- Records shown -
┄┄┄┄┄┄

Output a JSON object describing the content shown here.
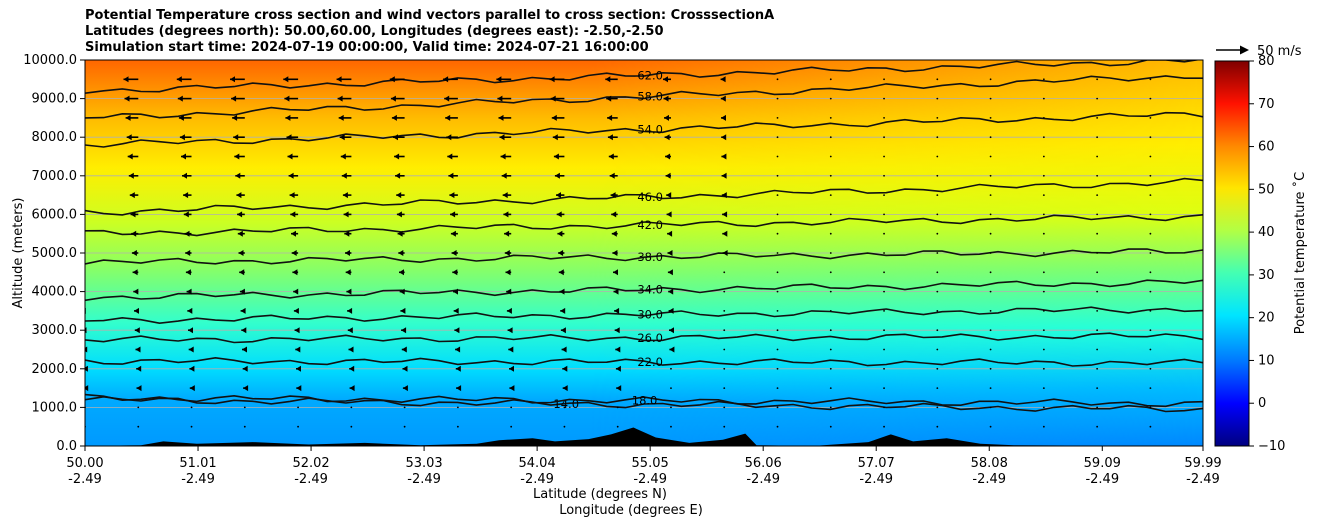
{
  "title_lines": [
    "Potential Temperature cross section and wind vectors parallel to cross section: CrosssectionA",
    "Latitudes (degrees north): 50.00,60.00, Longitudes (degrees east): -2.50,-2.50",
    "Simulation start time: 2024-07-19 00:00:00, Valid time: 2024-07-21 16:00:00"
  ],
  "chart_data": {
    "type": "heatmap",
    "overlays": [
      "contour",
      "quiver",
      "terrain"
    ],
    "xlabel": "Latitude (degrees N)",
    "xlabel2": "Longitude (degrees E)",
    "ylabel": "Altitude (meters)",
    "xlim": [
      50.0,
      59.99
    ],
    "ylim": [
      0,
      10000
    ],
    "grid": "horizontal",
    "x_ticks": [
      {
        "lat": "50.00",
        "lon": "-2.49",
        "value": 50.0
      },
      {
        "lat": "51.01",
        "lon": "-2.49",
        "value": 51.01
      },
      {
        "lat": "52.02",
        "lon": "-2.49",
        "value": 52.02
      },
      {
        "lat": "53.03",
        "lon": "-2.49",
        "value": 53.03
      },
      {
        "lat": "54.04",
        "lon": "-2.49",
        "value": 54.04
      },
      {
        "lat": "55.05",
        "lon": "-2.49",
        "value": 55.05
      },
      {
        "lat": "56.06",
        "lon": "-2.49",
        "value": 56.06
      },
      {
        "lat": "57.07",
        "lon": "-2.49",
        "value": 57.07
      },
      {
        "lat": "58.08",
        "lon": "-2.49",
        "value": 58.08
      },
      {
        "lat": "59.09",
        "lon": "-2.49",
        "value": 59.09
      },
      {
        "lat": "59.99",
        "lon": "-2.49",
        "value": 59.99
      }
    ],
    "y_ticks": [
      {
        "label": "0.0",
        "value": 0
      },
      {
        "label": "1000.0",
        "value": 1000
      },
      {
        "label": "2000.0",
        "value": 2000
      },
      {
        "label": "3000.0",
        "value": 3000
      },
      {
        "label": "4000.0",
        "value": 4000
      },
      {
        "label": "5000.0",
        "value": 5000
      },
      {
        "label": "6000.0",
        "value": 6000
      },
      {
        "label": "7000.0",
        "value": 7000
      },
      {
        "label": "8000.0",
        "value": 8000
      },
      {
        "label": "9000.0",
        "value": 9000
      },
      {
        "label": "10000.0",
        "value": 10000
      }
    ],
    "colorbar": {
      "label": "Potential temperature $^\\circ$C",
      "label_text": "Potential temperature ˚C",
      "range": [
        -10,
        80
      ],
      "ticks": [
        -10,
        0,
        10,
        20,
        30,
        40,
        50,
        60,
        70,
        80
      ],
      "tick_labels": [
        "−10",
        "0",
        "10",
        "20",
        "30",
        "40",
        "50",
        "60",
        "70",
        "80"
      ],
      "colormap": "jet"
    },
    "contours": [
      {
        "label": "14.0",
        "left": 1200,
        "right": 950,
        "label_at": 54.3
      },
      {
        "label": "18.0",
        "left": 1250,
        "right": 1100,
        "label_at": 55.0
      },
      {
        "label": "22.0",
        "left": 2200,
        "right": 2150,
        "label_at": 55.05
      },
      {
        "label": "26.0",
        "left": 2750,
        "right": 2850,
        "label_at": 55.05
      },
      {
        "label": "30.0",
        "left": 3250,
        "right": 3550,
        "label_at": 55.05
      },
      {
        "label": "34.0",
        "left": 3850,
        "right": 4250,
        "label_at": 55.05
      },
      {
        "label": "38.0",
        "left": 4750,
        "right": 5050,
        "label_at": 55.05
      },
      {
        "label": "42.0",
        "left": 5500,
        "right": 5950,
        "label_at": 55.05
      },
      {
        "label": "46.0",
        "left": 6050,
        "right": 6850,
        "label_at": 55.05
      },
      {
        "label": "54.0",
        "left": 7800,
        "right": 8600,
        "label_at": 55.05
      },
      {
        "label": "58.0",
        "left": 8500,
        "right": 9600,
        "label_at": 55.05
      },
      {
        "label": "62.0",
        "left": 9200,
        "right": 10000,
        "label_at": 55.05
      }
    ],
    "wind_reference": {
      "label": "50 m/s",
      "speed": 50
    },
    "wind_speed_profile": [
      {
        "alt": 9500,
        "left": -14,
        "right": -1
      },
      {
        "alt": 8000,
        "left": -11,
        "right": -1
      },
      {
        "alt": 6500,
        "left": -8,
        "right": -1
      },
      {
        "alt": 5000,
        "left": -6,
        "right": -0.5
      },
      {
        "alt": 3500,
        "left": -4,
        "right": -0.5
      },
      {
        "alt": 2000,
        "left": -2,
        "right": -0.3
      },
      {
        "alt": 500,
        "left": -1,
        "right": -0.3
      }
    ]
  }
}
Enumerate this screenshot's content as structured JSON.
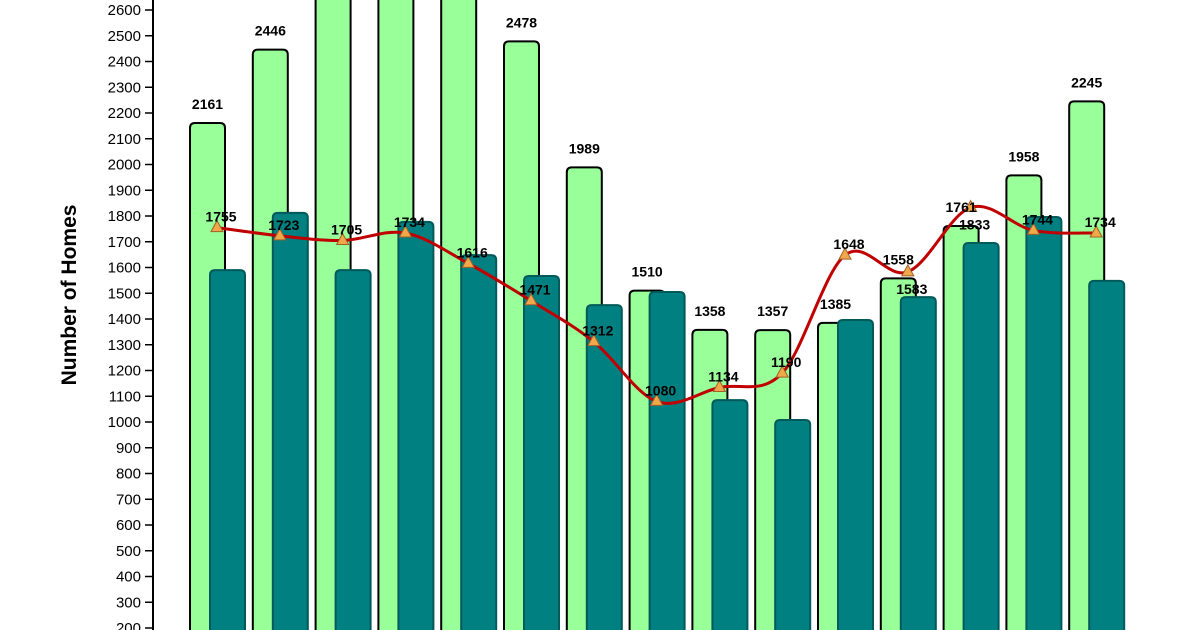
{
  "chart_data": {
    "type": "bar",
    "ylabel": "Number of Homes",
    "xlabel": "",
    "yticks": [
      200,
      300,
      400,
      500,
      600,
      700,
      800,
      900,
      1000,
      1100,
      1200,
      1300,
      1400,
      1500,
      1600,
      1700,
      1800,
      1900,
      2000,
      2100,
      2200,
      2300,
      2400,
      2500,
      2600
    ],
    "ylim_visible": [
      200,
      2600
    ],
    "grid": false,
    "colors": {
      "series1": "#99FF99",
      "series2": "#008080",
      "line": "#C00000",
      "marker": "#F0A848"
    },
    "series": [
      {
        "type": "bar",
        "values": [
          2161,
          2446,
          null,
          null,
          null,
          2478,
          1989,
          1510,
          1358,
          1357,
          1385,
          1558,
          1761,
          1958,
          2245
        ],
        "labels_shown": true
      },
      {
        "type": "bar",
        "values": [
          1590,
          1812,
          1590,
          1777,
          1648,
          1567,
          1454,
          1505,
          1085,
          1008,
          1396,
          1485,
          1695,
          1796,
          1548
        ],
        "labels_shown": false
      },
      {
        "type": "line",
        "smooth": true,
        "marker": "triangle",
        "values": [
          1755,
          1723,
          1705,
          1734,
          1616,
          1471,
          1312,
          1080,
          1134,
          1190,
          1648,
          1583,
          1833,
          1744,
          1734
        ],
        "labels_shown": true
      }
    ]
  }
}
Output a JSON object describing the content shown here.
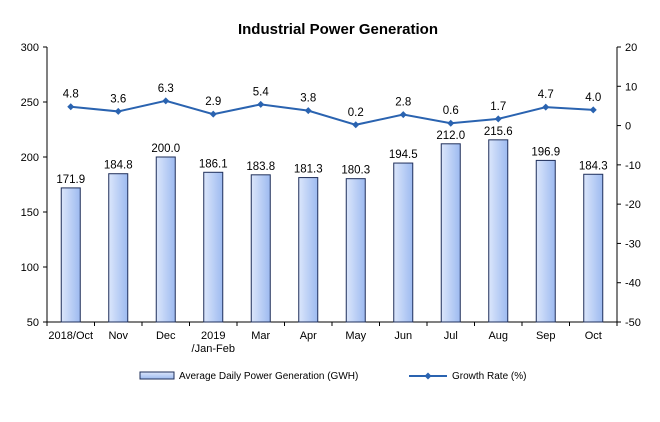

┄┄┄┄┄┄

- Required task -
Using the records above, retype everything exactly except the pictures.

- Correct response -
Output a JSON object describing the content shown here.
{
  "title_lines": [
    "Potential Temperature cross section and wind vectors parallel to cross section: CrosssectionA",
    "Latitudes (degrees north): 50.00,60.00, Longitudes (degrees east): -2.50,-2.50",
    "Simulation start time: 2024-07-19 00:00:00, Valid time: 2024-07-21 16:00:00"
  ],
  "chart_data": {
    "type": "heatmap",
    "overlays": [
      "contour",
      "quiver",
      "terrain"
    ],
    "xlabel": "Latitude (degrees N)",
    "xlabel2": "Longitude (degrees E)",
    "ylabel": "Altitude (meters)",
    "xlim": [
      50.0,
      59.99
    ],
    "ylim": [
      0,
      10000
    ],
    "grid": "horizontal",
    "x_ticks": [
      {
        "lat": "50.00",
        "lon": "-2.49",
        "value": 50.0
      },
      {
        "lat": "51.01",
        "lon": "-2.49",
        "value": 51.01
      },
      {
        "lat": "52.02",
        "lon": "-2.49",
        "value": 52.02
      },
      {
        "lat": "53.03",
        "lon": "-2.49",
        "value": 53.03
      },
      {
        "lat": "54.04",
        "lon": "-2.49",
        "value": 54.04
      },
      {
        "lat": "55.05",
        "lon": "-2.49",
        "value": 55.05
      },
      {
        "lat": "56.06",
        "lon": "-2.49",
        "value": 56.06
      },
      {
        "lat": "57.07",
        "lon": "-2.49",
        "value": 57.07
      },
      {
        "lat": "58.08",
        "lon": "-2.49",
        "value": 58.08
      },
      {
        "lat": "59.09",
        "lon": "-2.49",
        "value": 59.09
      },
      {
        "lat": "59.99",
        "lon": "-2.49",
        "value": 59.99
      }
    ],
    "y_ticks": [
      {
        "label": "0.0",
        "value": 0
      },
      {
        "label": "1000.0",
        "value": 1000
      },
      {
        "label": "2000.0",
        "value": 2000
      },
      {
        "label": "3000.0",
        "value": 3000
      },
      {
        "label": "4000.0",
        "value": 4000
      },
      {
        "label": "5000.0",
        "value": 5000
      },
      {
        "label": "6000.0",
        "value": 6000
      },
      {
        "label": "7000.0",
        "value": 7000
      },
      {
        "label": "8000.0",
        "value": 8000
      },
      {
        "label": "9000.0",
        "value": 9000
      },
      {
        "label": "10000.0",
        "value": 10000
      }
    ],
    "colorbar": {
      "label": "Potential temperature $^\\circ$C",
      "label_text": "Potential temperature ˚C",
      "range": [
        -10,
        80
      ],
      "ticks": [
        -10,
        0,
        10,
        20,
        30,
        40,
        50,
        60,
        70,
        80
      ],
      "tick_labels": [
        "−10",
        "0",
        "10",
        "20",
        "30",
        "40",
        "50",
        "60",
        "70",
        "80"
      ],
      "colormap": "jet"
    },
    "contours": [
      {
        "label": "14.0",
        "left": 1200,
        "right": 950,
        "label_at": 54.3
      },
      {
        "label": "18.0",
        "left": 1250,
        "right": 1100,
        "label_at": 55.0
      },
      {
        "label": "22.0",
        "left": 2200,
        "right": 2150,
        "label_at": 55.05
      },
      {
        "label": "26.0",
        "left": 2750,
        "right": 2850,
        "label_at": 55.05
      },
      {
        "label": "30.0",
        "left": 3250,
        "right": 3550,
        "label_at": 55.05
      },
      {
        "label": "34.0",
        "left": 3850,
        "right": 4250,
        "label_at": 55.05
      },
      {
        "label": "38.0",
        "left": 4750,
        "right": 5050,
        "label_at": 55.05
      },
      {
        "label": "42.0",
        "left": 5500,
        "right": 5950,
        "label_at": 55.05
      },
      {
        "label": "46.0",
        "left": 6050,
        "right": 6850,
        "label_at": 55.05
      },
      {
        "label": "54.0",
        "left": 7800,
        "right": 8600,
        "label_at": 55.05
      },
      {
        "label": "58.0",
        "left": 8500,
        "right": 9600,
        "label_at": 55.05
      },
      {
        "label": "62.0",
        "left": 9200,
        "right": 10000,
        "label_at": 55.05
      }
    ],
    "wind_reference": {
      "label": "50 m/s",
      "speed": 50
    },
    "wind_speed_profile": [
      {
        "alt": 9500,
        "left": -14,
        "right": -1
      },
      {
        "alt": 8000,
        "left": -11,
        "right": -1
      },
      {
        "alt": 6500,
        "left": -8,
        "right": -1
      },
      {
        "alt": 5000,
        "left": -6,
        "right": -0.5
      },
      {
        "alt": 3500,
        "left": -4,
        "right": -0.5
      },
      {
        "alt": 2000,
        "left": -2,
        "right": -0.3
      },
      {
        "alt": 500,
        "left": -1,
        "right": -0.3
      }
    ]
  }
}
Enumerate this screenshot's content as structured JSON.
{
  "chart_data": {
    "type": "bar",
    "ylabel": "Number of Homes",
    "xlabel": "",
    "yticks": [
      200,
      300,
      400,
      500,
      600,
      700,
      800,
      900,
      1000,
      1100,
      1200,
      1300,
      1400,
      1500,
      1600,
      1700,
      1800,
      1900,
      2000,
      2100,
      2200,
      2300,
      2400,
      2500,
      2600
    ],
    "ylim_visible": [
      200,
      2600
    ],
    "grid": false,
    "colors": {
      "series1": "#99FF99",
      "series2": "#008080",
      "line": "#C00000",
      "marker": "#F0A848"
    },
    "series": [
      {
        "type": "bar",
        "values": [
          2161,
          2446,
          null,
          null,
          null,
          2478,
          1989,
          1510,
          1358,
          1357,
          1385,
          1558,
          1761,
          1958,
          2245
        ],
        "labels_shown": true
      },
      {
        "type": "bar",
        "values": [
          1590,
          1812,
          1590,
          1777,
          1648,
          1567,
          1454,
          1505,
          1085,
          1008,
          1396,
          1485,
          1695,
          1796,
          1548
        ],
        "labels_shown": false
      },
      {
        "type": "line",
        "smooth": true,
        "marker": "triangle",
        "values": [
          1755,
          1723,
          1705,
          1734,
          1616,
          1471,
          1312,
          1080,
          1134,
          1190,
          1648,
          1583,
          1833,
          1744,
          1734
        ],
        "labels_shown": true
      }
    ]
  }
}
Output a JSON object describing the content shown here.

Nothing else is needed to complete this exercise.